## Stated goal
Exactly as written, please set down all of the entries again, with no pictures.

## Input material

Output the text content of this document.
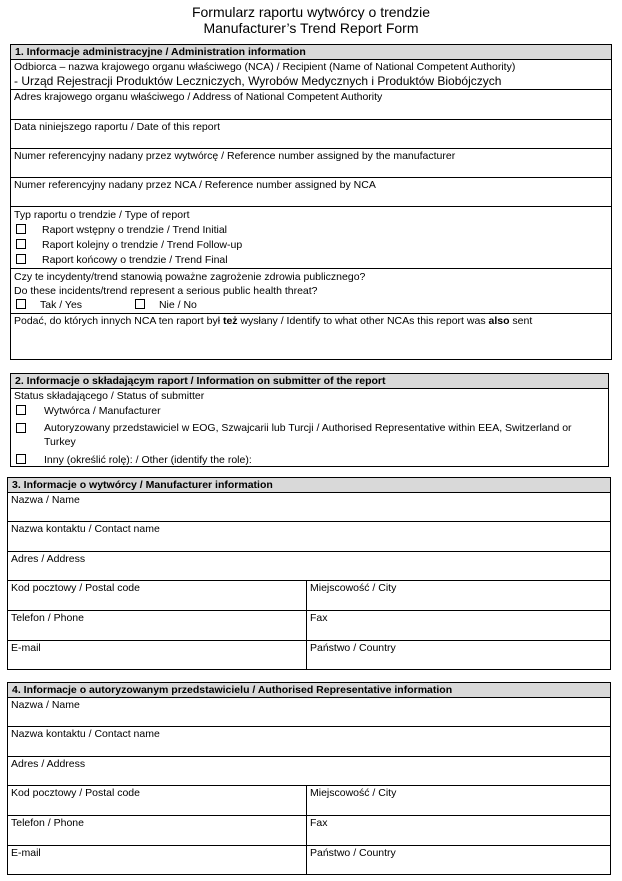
Formularz raportu wytwórcy o trendzie
Manufacturer’s Trend Report Form
1. Informacje administracyjne / Administration information
Odbiorca – nazwa krajowego organu właściwego (NCA) / Recipient (Name of National Competent Authority)
- Urząd Rejestracji Produktów Leczniczych, Wyrobów Medycznych i Produktów Biobójczych
Adres krajowego organu właściwego / Address of National Competent Authority
Data niniejszego raportu / Date of this report
Numer referencyjny nadany przez wytwórcę / Reference number assigned by the manufacturer
Numer referencyjny nadany przez NCA / Reference number assigned by NCA
Typ raportu o trendzie / Type of report
Raport wstępny o trendzie / Trend Initial
Raport kolejny o trendzie / Trend Follow-up
Raport końcowy o trendzie / Trend Final
Czy te incydenty/trend stanowią poważne zagrożenie zdrowia publicznego?
Do these incidents/trend represent a serious public health threat?
Tak / Yes	Nie / No
Podać, do których innych NCA ten raport był też wysłany / Identify to what other NCAs this report was also sent
2. Informacje o składającym raport / Information on submitter of the report
Status składającego / Status of submitter
Wytwórca / Manufacturer
Autoryzowany przedstawiciel w EOG, Szwajcarii lub Turcji / Authorised Representative within EEA, Switzerland or Turkey
Inny (określić rolę): / Other (identify the role):
3. Informacje o wytwórcy / Manufacturer information
Nazwa / Name
Nazwa kontaktu / Contact name
Adres / Address
Kod pocztowy / Postal code	Miejscowość / City
Telefon / Phone	Fax
E-mail	Państwo / Country
4. Informacje o autoryzowanym przedstawicielu / Authorised Representative information
Nazwa / Name
Nazwa kontaktu / Contact name
Adres / Address
Kod pocztowy / Postal code	Miejscowość / City
Telefon / Phone	Fax
E-mail	Państwo / Country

## Output for this task
Output the text content of this document.
Formularz raportu wytwórcy o trendzie
Manufacturer’s Trend Report Form
1. Informacje administracyjne / Administration information
Odbiorca – nazwa krajowego organu właściwego (NCA) / Recipient (Name of National Competent Authority)
- Urząd Rejestracji Produktów Leczniczych, Wyrobów Medycznych i Produktów Biobójczych
Adres krajowego organu właściwego / Address of National Competent Authority
Data niniejszego raportu / Date of this report
Numer referencyjny nadany przez wytwórcę / Reference number assigned by the manufacturer
Numer referencyjny nadany przez NCA / Reference number assigned by NCA
Typ raportu o trendzie / Type of report
Raport wstępny o trendzie / Trend Initial
Raport kolejny o trendzie / Trend Follow-up
Raport końcowy o trendzie / Trend Final
Czy te incydenty/trend stanowią poważne zagrożenie zdrowia publicznego?
Do these incidents/trend represent a serious public health threat?
Tak / Yes	Nie / No
Podać, do których innych NCA ten raport był też wysłany / Identify to what other NCAs this report was also sent
2. Informacje o składającym raport / Information on submitter of the report
Status składającego / Status of submitter
Wytwórca / Manufacturer
Autoryzowany przedstawiciel w EOG, Szwajcarii lub Turcji / Authorised Representative within EEA, Switzerland or Turkey
Inny (określić rolę): / Other (identify the role):
3. Informacje o wytwórcy / Manufacturer information
Nazwa / Name
Nazwa kontaktu / Contact name
Adres / Address
Kod pocztowy / Postal code	Miejscowość / City
Telefon / Phone	Fax
E-mail	Państwo / Country
4. Informacje o autoryzowanym przedstawicielu / Authorised Representative information
Nazwa / Name
Nazwa kontaktu / Contact name
Adres / Address
Kod pocztowy / Postal code	Miejscowość / City
Telefon / Phone	Fax
E-mail	Państwo / Country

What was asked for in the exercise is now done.